* **DATA FOR THIS TASK**:

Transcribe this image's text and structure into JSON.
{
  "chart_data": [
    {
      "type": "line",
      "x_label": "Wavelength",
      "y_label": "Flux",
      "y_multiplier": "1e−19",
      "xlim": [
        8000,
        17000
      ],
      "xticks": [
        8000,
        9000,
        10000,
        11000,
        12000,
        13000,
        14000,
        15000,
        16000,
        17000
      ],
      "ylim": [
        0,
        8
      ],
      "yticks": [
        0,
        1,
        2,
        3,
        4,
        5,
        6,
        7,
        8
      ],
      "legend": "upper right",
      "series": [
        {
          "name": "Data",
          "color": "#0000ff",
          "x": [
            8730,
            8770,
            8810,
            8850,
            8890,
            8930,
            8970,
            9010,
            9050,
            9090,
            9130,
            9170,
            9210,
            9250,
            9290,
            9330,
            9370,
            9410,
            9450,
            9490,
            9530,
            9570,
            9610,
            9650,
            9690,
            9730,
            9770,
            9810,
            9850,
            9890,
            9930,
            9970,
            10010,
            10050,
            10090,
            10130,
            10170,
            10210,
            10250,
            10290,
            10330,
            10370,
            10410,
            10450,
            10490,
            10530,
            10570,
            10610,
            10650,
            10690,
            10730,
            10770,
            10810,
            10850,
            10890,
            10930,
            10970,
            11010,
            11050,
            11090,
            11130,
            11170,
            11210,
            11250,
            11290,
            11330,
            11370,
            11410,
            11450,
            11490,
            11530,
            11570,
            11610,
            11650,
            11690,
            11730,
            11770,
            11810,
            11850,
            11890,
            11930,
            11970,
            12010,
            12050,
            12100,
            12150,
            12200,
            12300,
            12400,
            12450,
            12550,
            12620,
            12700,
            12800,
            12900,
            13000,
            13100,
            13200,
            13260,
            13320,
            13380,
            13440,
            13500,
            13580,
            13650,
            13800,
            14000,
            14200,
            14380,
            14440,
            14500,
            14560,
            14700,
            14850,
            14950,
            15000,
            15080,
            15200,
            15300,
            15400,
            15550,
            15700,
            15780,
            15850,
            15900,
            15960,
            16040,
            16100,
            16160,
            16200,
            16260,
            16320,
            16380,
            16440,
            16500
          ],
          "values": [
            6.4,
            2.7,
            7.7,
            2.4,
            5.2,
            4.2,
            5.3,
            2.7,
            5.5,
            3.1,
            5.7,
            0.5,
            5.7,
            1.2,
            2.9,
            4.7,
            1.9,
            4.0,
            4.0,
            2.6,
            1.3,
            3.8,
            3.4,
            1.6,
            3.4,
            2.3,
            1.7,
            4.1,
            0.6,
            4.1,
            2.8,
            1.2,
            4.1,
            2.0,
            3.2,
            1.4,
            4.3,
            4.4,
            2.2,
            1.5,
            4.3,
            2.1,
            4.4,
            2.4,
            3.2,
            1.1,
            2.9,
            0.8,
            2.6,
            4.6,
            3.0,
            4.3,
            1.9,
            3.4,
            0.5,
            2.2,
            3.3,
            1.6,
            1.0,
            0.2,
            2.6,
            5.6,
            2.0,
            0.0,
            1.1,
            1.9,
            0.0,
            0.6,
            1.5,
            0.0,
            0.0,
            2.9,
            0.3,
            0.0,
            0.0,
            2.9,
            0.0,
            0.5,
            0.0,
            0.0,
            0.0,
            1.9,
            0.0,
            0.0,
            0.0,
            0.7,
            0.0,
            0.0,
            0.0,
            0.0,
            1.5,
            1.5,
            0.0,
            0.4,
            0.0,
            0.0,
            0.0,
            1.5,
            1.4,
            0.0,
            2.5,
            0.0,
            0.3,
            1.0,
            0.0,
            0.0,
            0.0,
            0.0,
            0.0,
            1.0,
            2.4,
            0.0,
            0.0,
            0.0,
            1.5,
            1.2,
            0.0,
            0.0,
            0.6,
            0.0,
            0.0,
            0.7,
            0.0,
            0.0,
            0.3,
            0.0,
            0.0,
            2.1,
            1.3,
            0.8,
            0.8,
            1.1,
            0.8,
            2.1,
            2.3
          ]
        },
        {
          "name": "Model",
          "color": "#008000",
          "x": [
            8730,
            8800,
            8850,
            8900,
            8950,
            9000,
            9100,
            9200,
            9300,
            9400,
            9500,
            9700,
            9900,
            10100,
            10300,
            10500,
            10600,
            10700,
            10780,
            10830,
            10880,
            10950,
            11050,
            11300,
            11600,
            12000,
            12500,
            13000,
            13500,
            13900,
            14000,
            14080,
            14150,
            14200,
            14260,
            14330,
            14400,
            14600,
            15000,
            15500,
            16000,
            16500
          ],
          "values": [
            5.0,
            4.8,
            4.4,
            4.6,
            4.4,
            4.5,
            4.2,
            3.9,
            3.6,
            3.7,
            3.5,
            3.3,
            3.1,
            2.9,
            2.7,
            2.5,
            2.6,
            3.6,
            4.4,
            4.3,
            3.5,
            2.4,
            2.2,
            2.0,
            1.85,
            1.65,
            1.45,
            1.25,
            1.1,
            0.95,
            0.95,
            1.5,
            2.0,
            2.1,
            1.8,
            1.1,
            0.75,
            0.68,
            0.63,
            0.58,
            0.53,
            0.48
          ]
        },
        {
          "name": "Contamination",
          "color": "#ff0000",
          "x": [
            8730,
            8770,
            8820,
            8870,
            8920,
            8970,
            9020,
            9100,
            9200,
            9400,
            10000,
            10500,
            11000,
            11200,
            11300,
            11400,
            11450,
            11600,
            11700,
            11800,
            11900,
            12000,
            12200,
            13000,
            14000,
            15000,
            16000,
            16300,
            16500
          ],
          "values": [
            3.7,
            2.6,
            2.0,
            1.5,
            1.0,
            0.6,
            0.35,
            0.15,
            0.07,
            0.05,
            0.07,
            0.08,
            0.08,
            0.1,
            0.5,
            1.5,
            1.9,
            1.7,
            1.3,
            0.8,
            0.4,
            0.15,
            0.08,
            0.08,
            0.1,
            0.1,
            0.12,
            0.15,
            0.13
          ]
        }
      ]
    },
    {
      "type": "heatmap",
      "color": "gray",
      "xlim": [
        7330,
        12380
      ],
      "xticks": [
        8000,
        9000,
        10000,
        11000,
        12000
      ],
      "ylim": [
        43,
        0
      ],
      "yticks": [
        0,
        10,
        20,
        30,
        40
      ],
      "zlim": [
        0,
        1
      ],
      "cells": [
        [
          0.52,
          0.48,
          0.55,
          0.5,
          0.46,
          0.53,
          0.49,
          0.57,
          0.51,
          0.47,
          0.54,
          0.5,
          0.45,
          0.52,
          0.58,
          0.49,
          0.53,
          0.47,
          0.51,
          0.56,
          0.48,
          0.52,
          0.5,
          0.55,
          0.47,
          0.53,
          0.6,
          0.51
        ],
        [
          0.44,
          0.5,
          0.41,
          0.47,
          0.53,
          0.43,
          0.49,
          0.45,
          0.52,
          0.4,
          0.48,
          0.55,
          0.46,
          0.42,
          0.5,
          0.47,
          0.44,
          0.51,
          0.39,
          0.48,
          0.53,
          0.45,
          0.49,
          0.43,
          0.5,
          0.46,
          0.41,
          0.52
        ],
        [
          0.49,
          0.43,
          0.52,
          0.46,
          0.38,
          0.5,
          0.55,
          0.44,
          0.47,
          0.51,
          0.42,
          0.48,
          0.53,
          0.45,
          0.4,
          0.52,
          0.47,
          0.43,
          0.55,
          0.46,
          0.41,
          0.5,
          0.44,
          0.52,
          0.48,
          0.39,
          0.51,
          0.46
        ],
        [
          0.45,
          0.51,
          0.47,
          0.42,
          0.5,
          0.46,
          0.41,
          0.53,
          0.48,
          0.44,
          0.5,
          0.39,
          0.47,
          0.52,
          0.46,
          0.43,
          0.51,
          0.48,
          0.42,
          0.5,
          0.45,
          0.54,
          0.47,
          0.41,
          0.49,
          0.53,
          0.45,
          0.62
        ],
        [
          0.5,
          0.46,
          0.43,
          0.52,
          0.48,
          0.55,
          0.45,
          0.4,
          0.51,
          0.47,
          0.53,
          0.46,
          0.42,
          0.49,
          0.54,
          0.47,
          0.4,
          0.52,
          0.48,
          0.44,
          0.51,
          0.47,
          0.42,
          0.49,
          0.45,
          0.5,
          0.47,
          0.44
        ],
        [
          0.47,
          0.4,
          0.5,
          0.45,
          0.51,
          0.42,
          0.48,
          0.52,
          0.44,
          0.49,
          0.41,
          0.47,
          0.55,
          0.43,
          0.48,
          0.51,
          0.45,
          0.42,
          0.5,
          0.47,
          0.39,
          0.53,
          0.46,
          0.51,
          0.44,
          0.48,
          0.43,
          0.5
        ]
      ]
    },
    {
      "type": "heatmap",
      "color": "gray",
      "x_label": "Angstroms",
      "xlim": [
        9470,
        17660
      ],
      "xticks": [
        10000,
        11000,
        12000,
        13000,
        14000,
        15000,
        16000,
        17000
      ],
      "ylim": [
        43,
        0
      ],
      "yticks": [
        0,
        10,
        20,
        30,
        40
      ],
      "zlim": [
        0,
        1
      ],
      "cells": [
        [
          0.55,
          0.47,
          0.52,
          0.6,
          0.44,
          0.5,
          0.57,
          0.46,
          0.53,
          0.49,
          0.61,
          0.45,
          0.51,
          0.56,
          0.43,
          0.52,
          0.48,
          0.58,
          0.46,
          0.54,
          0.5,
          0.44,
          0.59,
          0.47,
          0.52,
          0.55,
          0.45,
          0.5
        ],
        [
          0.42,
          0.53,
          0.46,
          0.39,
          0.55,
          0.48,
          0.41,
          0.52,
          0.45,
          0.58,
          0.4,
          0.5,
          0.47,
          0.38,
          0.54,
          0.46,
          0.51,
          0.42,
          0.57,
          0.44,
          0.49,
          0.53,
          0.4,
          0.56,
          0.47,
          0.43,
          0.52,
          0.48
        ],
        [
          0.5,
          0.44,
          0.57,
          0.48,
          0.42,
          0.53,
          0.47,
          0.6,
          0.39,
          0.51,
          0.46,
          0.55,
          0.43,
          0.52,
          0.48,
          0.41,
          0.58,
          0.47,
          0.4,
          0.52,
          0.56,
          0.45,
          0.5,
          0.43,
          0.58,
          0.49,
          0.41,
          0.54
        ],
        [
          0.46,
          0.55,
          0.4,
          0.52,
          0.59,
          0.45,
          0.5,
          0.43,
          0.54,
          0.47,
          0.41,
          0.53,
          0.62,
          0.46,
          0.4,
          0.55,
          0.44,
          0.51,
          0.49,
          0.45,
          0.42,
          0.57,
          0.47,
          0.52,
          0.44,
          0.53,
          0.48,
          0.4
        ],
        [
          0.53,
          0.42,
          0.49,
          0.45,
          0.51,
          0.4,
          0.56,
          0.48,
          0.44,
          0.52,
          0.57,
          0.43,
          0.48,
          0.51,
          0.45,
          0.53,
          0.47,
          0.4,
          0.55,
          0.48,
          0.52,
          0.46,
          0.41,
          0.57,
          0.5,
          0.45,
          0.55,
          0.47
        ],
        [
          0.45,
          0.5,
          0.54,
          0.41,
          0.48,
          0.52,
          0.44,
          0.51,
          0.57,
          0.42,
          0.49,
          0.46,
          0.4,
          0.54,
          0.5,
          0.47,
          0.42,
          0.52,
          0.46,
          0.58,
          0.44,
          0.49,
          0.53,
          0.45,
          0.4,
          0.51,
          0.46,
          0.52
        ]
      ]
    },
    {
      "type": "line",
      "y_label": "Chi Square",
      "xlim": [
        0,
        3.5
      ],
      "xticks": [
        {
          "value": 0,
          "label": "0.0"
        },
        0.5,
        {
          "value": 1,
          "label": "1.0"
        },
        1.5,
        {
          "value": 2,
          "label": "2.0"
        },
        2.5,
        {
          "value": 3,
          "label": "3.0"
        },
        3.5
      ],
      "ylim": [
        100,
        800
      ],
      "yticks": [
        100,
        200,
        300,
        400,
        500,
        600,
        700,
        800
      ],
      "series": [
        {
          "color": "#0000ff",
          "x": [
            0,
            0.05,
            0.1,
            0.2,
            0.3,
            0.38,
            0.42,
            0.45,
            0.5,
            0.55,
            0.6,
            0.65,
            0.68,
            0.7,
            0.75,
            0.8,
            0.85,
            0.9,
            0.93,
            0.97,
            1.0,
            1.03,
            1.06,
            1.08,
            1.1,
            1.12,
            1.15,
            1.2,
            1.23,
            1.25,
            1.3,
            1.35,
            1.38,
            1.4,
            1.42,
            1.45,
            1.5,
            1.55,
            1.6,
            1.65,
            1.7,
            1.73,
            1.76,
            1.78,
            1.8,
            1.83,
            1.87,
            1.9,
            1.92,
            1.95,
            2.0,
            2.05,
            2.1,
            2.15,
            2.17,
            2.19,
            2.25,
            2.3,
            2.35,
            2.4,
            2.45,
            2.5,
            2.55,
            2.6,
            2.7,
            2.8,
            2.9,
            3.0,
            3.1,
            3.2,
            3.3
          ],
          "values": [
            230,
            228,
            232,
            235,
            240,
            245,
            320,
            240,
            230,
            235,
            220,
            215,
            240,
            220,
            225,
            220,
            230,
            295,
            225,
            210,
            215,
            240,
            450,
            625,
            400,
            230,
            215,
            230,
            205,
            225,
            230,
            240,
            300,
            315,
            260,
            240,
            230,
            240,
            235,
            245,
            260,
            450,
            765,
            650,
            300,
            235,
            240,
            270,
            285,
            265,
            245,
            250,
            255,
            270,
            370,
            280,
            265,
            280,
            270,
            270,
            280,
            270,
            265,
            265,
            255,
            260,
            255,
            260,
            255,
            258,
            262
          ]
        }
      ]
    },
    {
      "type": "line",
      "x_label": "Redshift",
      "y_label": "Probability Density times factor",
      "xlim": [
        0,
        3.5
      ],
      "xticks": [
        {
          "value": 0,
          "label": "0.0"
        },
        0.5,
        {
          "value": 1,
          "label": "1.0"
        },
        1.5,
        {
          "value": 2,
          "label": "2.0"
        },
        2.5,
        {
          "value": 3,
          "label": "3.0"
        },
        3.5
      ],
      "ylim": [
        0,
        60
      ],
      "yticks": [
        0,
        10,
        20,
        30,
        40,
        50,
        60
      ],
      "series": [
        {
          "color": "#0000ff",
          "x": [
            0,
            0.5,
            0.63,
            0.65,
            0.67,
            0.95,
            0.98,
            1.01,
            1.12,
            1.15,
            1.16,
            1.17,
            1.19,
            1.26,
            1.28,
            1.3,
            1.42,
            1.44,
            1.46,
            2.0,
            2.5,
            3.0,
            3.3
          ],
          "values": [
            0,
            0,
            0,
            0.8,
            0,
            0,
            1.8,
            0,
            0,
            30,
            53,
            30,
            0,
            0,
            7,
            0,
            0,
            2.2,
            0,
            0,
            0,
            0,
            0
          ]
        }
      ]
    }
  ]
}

* **EXERCISE GOAL**: Determine how many lines of the listing hold the word "name" and reply with that figure alone.

* **REPLY TO THE TASK**: 3